What the task requires:
Return the records word for word. Any pictures in them are not part of the copy.

#### Supplied information ####

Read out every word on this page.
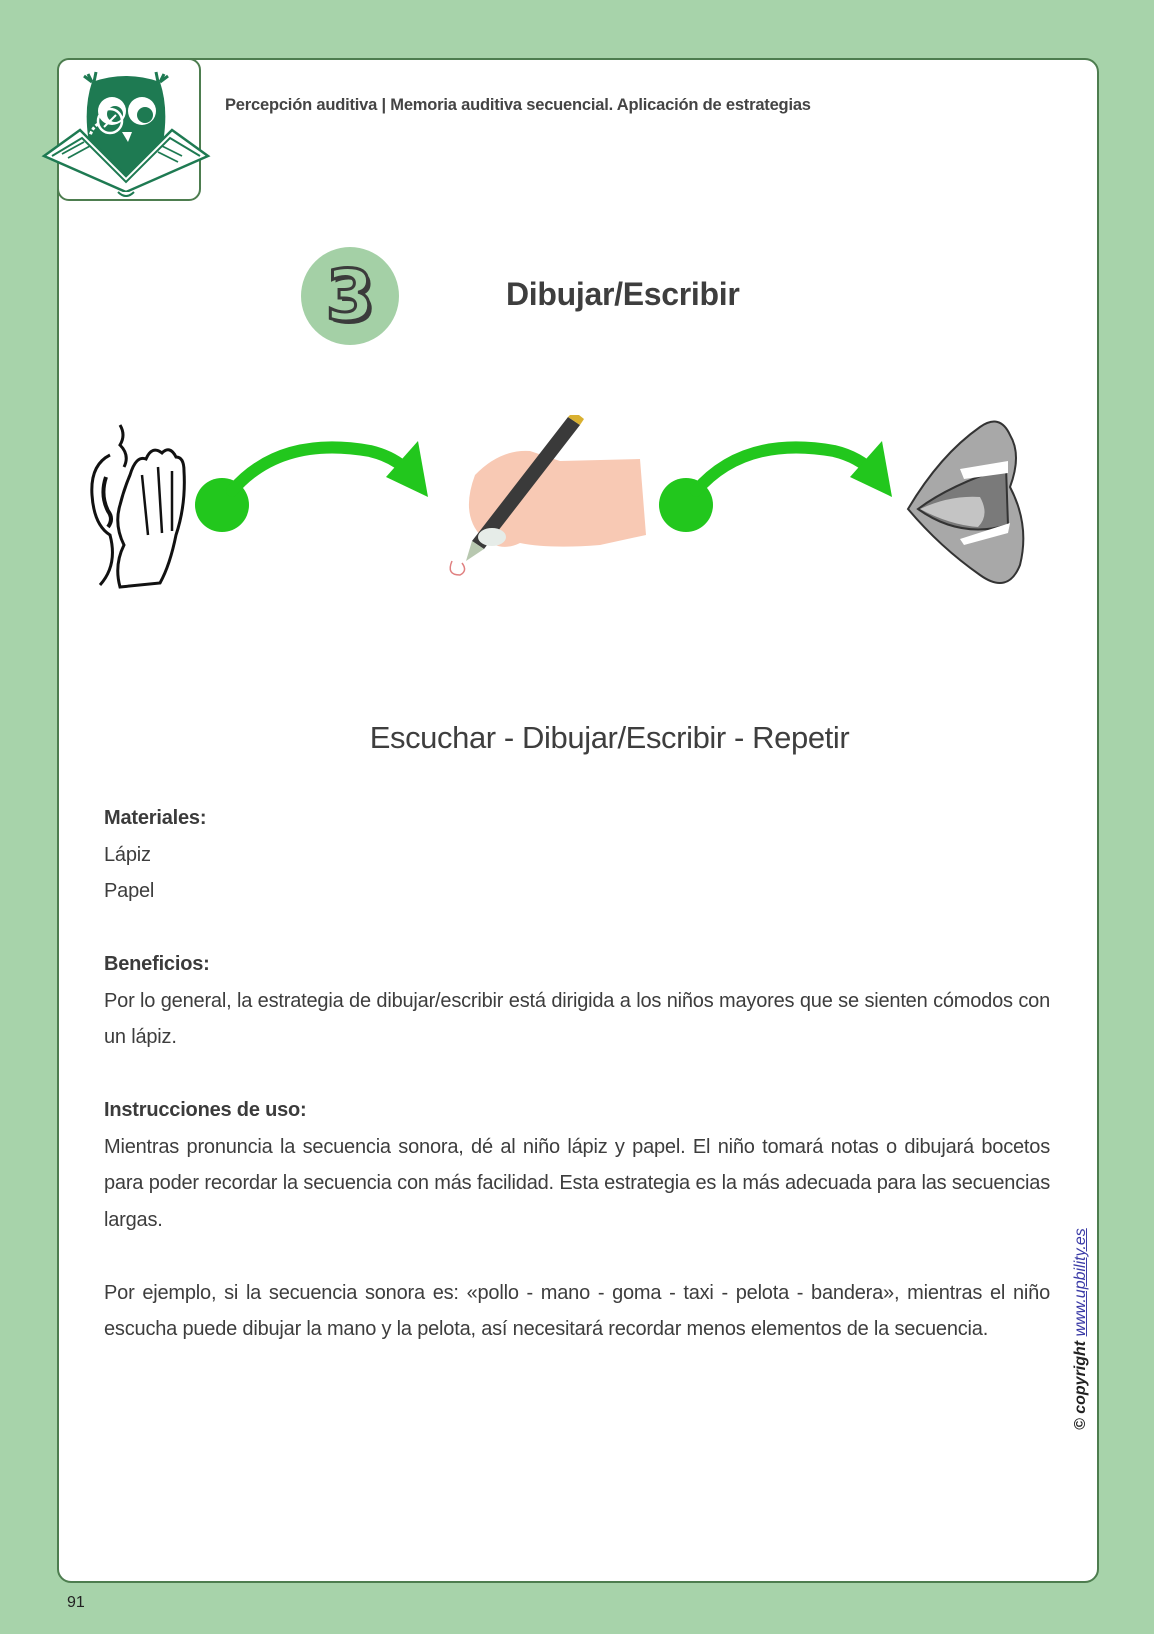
Percepción auditiva | Memoria auditiva secuencial. Aplicación de estrategias
3	Dibujar/Escribir
Escuchar - Dibujar/Escribir - Repetir
Materiales:
Lápiz
Papel
Beneficios:
Por lo general, la estrategia de dibujar/escribir está dirigida a los niños mayores que se sienten cómodos con un lápiz.
Instrucciones de uso:
Mientras pronuncia la secuencia sonora, dé al niño lápiz y papel. El niño tomará notas o dibujará bocetos para poder recordar la secuencia con más facilidad. Esta estrategia es la más adecuada para las secuencias largas.
Por ejemplo, si la secuencia sonora es: «pollo - mano - goma - taxi - pelota - bandera», mientras el niño escucha puede dibujar la mano y la pelota, así necesitará recordar menos elementos de la secuencia.
© copyright www.upbility.es
91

####

Answer below:
Read out every word on this page.
Percepción auditiva | Memoria auditiva secuencial. Aplicación de estrategias
3	Dibujar/Escribir
Escuchar - Dibujar/Escribir - Repetir
Materiales:
Lápiz
Papel
Beneficios:
Por lo general, la estrategia de dibujar/escribir está dirigida a los niños mayores que se sienten cómodos con un lápiz.
Instrucciones de uso:
Mientras pronuncia la secuencia sonora, dé al niño lápiz y papel. El niño tomará notas o dibujará bocetos para poder recordar la secuencia con más facilidad. Esta estrategia es la más adecuada para las secuencias largas.
Por ejemplo, si la secuencia sonora es: «pollo - mano - goma - taxi - pelota - bandera», mientras el niño escucha puede dibujar la mano y la pelota, así necesitará recordar menos elementos de la secuencia.
© copyright www.upbility.es
91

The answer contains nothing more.